** GIVEN RECORDS **
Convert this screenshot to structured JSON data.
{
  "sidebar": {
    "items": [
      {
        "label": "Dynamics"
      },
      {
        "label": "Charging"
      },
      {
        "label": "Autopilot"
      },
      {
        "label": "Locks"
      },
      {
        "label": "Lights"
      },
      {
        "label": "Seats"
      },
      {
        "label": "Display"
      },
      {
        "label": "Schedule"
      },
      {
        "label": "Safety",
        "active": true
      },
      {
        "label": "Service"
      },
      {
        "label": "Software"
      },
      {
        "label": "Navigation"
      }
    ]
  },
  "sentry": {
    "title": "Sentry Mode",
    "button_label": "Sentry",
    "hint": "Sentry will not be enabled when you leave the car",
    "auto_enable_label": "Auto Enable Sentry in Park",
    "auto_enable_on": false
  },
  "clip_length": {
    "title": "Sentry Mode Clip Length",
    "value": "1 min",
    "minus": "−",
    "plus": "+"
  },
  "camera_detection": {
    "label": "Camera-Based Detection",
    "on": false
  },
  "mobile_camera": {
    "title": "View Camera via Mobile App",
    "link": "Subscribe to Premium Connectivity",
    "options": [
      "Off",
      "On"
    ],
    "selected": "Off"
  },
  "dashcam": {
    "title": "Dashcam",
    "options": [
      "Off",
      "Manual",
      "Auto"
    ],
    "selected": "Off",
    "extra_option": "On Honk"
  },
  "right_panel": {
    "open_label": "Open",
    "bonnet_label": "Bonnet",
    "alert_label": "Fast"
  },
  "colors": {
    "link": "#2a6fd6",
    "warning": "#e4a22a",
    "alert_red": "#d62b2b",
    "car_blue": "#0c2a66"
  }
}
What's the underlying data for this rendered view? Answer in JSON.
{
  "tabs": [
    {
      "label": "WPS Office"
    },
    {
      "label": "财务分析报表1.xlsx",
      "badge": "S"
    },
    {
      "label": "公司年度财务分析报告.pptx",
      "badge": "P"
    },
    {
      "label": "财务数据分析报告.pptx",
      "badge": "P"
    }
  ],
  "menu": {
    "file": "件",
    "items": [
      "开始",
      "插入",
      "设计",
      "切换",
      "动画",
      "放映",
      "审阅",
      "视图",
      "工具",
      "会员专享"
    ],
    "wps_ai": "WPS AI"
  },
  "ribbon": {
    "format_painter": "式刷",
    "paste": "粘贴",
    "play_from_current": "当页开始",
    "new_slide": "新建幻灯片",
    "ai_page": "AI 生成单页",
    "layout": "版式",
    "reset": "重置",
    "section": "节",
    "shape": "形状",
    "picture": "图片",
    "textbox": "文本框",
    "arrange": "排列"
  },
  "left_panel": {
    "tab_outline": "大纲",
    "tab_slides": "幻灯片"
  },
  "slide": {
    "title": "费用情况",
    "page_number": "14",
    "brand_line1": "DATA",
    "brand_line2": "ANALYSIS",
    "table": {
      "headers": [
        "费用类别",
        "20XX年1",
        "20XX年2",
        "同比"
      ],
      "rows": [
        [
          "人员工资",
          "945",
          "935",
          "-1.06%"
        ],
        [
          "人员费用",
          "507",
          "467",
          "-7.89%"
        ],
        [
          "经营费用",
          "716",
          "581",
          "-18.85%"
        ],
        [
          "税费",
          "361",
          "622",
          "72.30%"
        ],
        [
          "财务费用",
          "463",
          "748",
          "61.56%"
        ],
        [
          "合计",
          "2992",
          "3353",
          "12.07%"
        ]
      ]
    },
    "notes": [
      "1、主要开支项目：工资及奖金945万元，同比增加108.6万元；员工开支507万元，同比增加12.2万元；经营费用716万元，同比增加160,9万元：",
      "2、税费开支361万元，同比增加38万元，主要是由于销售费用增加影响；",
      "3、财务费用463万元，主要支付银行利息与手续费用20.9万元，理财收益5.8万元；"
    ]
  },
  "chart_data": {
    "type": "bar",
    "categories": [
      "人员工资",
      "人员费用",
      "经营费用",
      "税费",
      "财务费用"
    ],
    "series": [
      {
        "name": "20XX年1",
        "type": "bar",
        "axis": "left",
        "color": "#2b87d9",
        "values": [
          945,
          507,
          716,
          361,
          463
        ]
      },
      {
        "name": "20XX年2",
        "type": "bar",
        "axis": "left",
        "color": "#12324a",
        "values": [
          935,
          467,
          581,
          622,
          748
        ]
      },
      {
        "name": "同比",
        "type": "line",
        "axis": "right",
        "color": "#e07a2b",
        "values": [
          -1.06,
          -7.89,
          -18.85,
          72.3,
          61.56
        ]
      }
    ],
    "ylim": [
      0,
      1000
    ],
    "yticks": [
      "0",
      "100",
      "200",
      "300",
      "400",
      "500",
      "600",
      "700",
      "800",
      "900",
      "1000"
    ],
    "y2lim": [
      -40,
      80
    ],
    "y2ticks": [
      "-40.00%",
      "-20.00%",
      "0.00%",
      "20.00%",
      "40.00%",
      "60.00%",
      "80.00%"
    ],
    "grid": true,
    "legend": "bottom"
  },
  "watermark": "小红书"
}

** PROBLEM TO WORK ON **
Find the lines above that include the string "JSON" and copy them.

** EXERCISE RESPONSE **
Convert this screenshot to structured JSON data.
What's the underlying data for this rendered view? Answer in JSON.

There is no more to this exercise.